| Raw records |
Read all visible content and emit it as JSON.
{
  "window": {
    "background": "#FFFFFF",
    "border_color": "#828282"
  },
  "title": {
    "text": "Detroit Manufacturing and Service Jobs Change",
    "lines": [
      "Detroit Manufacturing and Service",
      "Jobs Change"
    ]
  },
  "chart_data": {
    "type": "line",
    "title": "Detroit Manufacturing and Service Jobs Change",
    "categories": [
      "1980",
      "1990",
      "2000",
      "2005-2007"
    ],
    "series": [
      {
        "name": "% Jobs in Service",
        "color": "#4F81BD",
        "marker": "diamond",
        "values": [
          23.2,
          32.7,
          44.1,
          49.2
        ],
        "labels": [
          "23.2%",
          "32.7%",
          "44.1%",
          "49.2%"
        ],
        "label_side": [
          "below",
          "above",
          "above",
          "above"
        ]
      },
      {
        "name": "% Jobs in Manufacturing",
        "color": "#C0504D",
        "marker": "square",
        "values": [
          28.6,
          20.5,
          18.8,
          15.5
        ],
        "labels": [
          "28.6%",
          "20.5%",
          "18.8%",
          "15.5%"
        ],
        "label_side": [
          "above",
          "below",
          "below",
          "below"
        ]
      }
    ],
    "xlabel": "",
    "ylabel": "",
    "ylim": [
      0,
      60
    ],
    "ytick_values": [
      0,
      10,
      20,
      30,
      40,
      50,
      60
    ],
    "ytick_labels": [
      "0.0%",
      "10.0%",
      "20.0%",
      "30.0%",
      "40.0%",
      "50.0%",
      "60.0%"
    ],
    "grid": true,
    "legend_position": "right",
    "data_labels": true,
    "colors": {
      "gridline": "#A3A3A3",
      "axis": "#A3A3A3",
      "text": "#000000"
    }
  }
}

| What is asked |
Show each line of the listing that holds the string "Change".

| Written reply |
    "text": "Detroit Manufacturing and Service Jobs Change",
      "Jobs Change"
    "title": "Detroit Manufacturing and Service Jobs Change",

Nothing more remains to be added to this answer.